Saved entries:
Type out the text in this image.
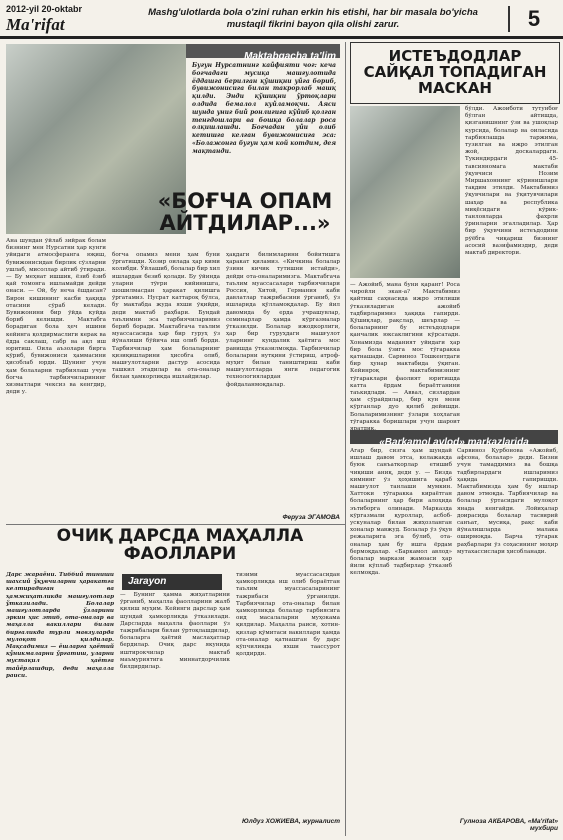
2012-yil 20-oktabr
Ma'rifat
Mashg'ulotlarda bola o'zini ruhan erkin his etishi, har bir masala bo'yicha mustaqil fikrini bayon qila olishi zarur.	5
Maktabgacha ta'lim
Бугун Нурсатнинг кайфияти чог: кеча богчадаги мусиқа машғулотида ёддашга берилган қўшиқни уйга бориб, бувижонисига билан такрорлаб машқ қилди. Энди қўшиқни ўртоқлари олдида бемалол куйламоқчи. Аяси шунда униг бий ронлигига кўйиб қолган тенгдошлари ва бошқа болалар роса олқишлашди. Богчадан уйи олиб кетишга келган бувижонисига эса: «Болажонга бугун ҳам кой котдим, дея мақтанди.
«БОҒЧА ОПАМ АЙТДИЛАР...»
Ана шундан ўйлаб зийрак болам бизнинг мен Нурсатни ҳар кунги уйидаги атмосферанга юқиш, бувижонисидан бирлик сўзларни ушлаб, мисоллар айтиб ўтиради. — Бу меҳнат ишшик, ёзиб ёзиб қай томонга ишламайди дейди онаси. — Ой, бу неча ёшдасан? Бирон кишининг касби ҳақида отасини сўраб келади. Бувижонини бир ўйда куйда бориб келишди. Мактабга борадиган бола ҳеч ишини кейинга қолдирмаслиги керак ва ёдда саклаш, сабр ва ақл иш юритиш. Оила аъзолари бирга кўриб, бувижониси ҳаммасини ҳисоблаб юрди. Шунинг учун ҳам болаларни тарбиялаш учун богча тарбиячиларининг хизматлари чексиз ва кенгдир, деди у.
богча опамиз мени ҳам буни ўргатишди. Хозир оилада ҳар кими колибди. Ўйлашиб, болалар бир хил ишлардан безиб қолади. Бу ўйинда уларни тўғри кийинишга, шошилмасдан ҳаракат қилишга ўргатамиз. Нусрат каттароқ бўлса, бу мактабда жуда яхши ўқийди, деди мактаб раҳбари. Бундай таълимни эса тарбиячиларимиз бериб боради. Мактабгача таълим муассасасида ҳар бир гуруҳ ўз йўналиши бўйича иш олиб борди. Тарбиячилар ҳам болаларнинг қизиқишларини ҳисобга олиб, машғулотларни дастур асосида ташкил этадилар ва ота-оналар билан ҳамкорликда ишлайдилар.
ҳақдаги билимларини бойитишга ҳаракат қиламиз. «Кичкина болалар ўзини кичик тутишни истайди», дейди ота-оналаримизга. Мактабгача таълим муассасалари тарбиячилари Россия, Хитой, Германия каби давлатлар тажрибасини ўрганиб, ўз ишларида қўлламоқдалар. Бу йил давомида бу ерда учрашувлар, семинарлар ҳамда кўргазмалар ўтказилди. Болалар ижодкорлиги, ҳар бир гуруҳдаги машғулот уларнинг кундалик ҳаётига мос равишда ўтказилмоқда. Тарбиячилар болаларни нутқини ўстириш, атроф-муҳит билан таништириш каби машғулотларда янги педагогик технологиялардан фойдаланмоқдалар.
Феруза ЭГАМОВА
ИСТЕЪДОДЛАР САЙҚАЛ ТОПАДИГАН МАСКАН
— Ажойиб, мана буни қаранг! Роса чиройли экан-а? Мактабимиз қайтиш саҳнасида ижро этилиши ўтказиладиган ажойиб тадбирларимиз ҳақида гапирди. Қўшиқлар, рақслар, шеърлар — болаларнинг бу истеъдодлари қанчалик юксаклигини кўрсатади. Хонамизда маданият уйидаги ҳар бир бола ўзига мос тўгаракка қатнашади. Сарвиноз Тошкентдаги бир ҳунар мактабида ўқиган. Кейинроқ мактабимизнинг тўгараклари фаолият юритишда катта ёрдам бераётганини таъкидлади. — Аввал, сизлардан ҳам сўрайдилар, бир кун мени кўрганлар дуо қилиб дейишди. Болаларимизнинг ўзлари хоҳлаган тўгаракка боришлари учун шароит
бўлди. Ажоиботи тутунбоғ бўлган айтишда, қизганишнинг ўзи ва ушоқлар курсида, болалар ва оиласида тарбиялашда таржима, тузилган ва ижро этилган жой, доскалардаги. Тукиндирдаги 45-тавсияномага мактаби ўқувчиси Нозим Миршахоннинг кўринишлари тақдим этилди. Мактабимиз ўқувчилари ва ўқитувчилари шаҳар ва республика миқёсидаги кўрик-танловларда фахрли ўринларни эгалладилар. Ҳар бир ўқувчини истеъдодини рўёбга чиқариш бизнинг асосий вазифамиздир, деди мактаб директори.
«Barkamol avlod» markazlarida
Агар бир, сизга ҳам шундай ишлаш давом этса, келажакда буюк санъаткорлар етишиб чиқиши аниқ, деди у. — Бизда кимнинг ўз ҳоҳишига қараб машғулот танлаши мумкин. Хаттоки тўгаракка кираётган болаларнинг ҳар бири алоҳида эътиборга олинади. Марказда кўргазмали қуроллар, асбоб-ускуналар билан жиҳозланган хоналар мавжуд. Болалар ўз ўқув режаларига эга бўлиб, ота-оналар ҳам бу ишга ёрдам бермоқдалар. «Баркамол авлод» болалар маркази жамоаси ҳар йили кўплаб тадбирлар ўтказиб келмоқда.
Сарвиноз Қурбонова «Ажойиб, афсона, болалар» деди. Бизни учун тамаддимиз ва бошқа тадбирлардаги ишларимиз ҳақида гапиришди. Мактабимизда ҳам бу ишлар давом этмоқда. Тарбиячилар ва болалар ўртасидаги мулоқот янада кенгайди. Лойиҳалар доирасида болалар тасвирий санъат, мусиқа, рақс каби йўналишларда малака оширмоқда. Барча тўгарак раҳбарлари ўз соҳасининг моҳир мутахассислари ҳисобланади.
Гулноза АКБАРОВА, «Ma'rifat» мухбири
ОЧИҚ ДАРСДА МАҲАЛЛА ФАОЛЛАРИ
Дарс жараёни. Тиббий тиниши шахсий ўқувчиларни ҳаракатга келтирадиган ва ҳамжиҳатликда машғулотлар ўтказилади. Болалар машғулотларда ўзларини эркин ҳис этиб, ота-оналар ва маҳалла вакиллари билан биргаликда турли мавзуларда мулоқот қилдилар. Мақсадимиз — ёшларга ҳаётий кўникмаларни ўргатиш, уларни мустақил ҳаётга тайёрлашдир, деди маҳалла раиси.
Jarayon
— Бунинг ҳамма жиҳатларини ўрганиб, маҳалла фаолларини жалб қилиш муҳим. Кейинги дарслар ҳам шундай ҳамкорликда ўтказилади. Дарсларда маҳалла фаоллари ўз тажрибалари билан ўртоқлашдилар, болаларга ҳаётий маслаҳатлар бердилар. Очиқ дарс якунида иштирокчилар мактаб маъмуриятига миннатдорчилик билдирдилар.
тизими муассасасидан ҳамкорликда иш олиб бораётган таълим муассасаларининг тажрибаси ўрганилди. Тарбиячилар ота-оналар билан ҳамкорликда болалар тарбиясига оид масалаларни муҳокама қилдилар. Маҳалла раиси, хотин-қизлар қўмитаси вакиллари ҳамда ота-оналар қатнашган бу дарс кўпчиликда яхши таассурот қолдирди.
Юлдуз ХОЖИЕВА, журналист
* * *
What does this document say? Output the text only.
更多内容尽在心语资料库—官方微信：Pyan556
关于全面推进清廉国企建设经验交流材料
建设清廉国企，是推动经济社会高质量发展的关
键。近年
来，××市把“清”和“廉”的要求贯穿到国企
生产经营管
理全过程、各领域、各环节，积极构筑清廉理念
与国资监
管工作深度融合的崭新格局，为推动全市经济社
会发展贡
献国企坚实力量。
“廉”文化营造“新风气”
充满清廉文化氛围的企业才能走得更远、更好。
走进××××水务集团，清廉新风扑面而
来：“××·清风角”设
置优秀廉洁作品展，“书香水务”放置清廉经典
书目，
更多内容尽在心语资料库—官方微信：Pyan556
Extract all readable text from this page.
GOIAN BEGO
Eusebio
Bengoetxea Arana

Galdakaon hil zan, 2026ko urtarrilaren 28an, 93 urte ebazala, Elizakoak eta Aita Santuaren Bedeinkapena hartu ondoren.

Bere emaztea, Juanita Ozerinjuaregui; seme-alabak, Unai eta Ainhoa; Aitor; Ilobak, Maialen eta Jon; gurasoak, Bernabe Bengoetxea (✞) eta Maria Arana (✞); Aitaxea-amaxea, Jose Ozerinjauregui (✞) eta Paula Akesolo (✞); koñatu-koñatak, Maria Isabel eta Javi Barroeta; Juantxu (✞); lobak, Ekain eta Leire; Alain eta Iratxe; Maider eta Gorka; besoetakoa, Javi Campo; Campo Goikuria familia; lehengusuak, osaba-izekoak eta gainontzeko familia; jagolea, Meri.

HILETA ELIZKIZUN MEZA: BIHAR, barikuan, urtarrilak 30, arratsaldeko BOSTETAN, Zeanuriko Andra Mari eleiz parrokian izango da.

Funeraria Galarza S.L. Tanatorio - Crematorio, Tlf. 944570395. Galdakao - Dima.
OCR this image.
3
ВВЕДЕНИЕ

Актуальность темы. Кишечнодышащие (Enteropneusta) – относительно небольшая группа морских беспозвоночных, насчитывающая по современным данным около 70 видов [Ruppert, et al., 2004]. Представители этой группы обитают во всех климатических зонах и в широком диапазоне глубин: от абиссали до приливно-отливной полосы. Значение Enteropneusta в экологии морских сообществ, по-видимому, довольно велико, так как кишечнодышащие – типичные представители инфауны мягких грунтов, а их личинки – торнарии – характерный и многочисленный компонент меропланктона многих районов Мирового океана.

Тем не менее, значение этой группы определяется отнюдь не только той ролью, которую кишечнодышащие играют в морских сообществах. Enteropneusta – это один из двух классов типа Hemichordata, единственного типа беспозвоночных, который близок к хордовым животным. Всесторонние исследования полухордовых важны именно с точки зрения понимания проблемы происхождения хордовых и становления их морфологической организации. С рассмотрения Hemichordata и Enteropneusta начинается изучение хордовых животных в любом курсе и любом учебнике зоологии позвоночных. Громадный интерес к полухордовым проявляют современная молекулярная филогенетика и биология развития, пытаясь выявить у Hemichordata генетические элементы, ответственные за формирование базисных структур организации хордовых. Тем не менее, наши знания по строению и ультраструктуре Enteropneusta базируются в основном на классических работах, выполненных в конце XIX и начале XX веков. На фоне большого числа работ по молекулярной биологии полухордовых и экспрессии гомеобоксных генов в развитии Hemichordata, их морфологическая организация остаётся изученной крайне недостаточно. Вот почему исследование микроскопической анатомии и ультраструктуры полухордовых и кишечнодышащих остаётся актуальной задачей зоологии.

Task objective: State only how many lines in the material include "rifat".

Exercise output: 2